(Recorded data)

# # # # #

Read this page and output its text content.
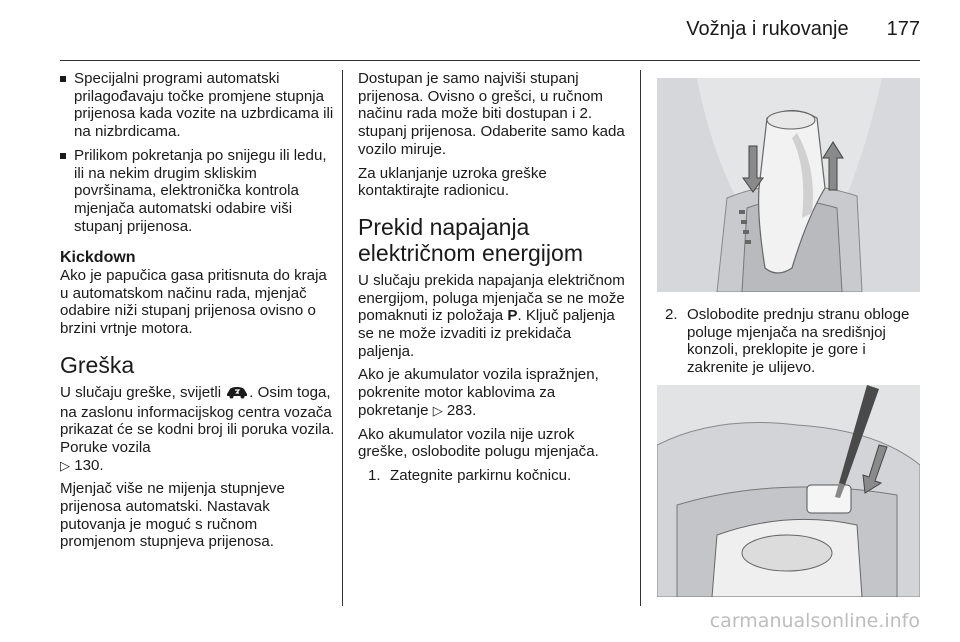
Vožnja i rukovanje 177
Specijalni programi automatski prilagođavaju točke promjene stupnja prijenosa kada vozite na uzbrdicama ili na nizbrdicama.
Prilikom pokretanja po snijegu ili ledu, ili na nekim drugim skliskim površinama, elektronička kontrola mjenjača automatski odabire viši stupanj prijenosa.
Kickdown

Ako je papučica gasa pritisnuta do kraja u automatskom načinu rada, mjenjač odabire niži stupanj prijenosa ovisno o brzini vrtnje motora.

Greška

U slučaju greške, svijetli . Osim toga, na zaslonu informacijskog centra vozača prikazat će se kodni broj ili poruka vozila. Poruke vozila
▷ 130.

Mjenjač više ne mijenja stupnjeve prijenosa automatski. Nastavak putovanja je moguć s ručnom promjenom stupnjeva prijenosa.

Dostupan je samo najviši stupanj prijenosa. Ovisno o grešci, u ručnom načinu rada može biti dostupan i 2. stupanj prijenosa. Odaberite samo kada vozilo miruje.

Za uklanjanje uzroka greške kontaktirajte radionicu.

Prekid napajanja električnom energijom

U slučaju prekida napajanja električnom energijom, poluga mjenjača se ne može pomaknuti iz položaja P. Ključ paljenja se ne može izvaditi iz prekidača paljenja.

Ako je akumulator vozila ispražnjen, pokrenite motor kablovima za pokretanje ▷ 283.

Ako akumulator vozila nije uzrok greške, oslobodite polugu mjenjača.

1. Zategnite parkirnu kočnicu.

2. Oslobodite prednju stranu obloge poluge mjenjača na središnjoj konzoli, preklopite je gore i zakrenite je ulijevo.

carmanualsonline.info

# # # # #

Copy out all the data exactly; skip the pictures.

Read this page and output its text content.
Vožnja i rukovanje 177
Specijalni programi automatski prilagođavaju točke promjene stupnja prijenosa kada vozite na uzbrdicama ili na nizbrdicama.
Prilikom pokretanja po snijegu ili ledu, ili na nekim drugim skliskim površinama, elektronička kontrola mjenjača automatski odabire viši stupanj prijenosa.
Kickdown

Ako je papučica gasa pritisnuta do kraja u automatskom načinu rada, mjenjač odabire niži stupanj prijenosa ovisno o brzini vrtnje motora.

Greška

U slučaju greške, svijetli . Osim toga, na zaslonu informacijskog centra vozača prikazat će se kodni broj ili poruka vozila. Poruke vozila
▷ 130.

Mjenjač više ne mijenja stupnjeve prijenosa automatski. Nastavak putovanja je moguć s ručnom promjenom stupnjeva prijenosa.

Dostupan je samo najviši stupanj prijenosa. Ovisno o grešci, u ručnom načinu rada može biti dostupan i 2. stupanj prijenosa. Odaberite samo kada vozilo miruje.

Za uklanjanje uzroka greške kontaktirajte radionicu.

Prekid napajanja električnom energijom

U slučaju prekida napajanja električnom energijom, poluga mjenjača se ne može pomaknuti iz položaja P. Ključ paljenja se ne može izvaditi iz prekidača paljenja.

Ako je akumulator vozila ispražnjen, pokrenite motor kablovima za pokretanje ▷ 283.

Ako akumulator vozila nije uzrok greške, oslobodite polugu mjenjača.

1. Zategnite parkirnu kočnicu.

2. Oslobodite prednju stranu obloge poluge mjenjača na središnjoj konzoli, preklopite je gore i zakrenite je ulijevo.

carmanualsonline.info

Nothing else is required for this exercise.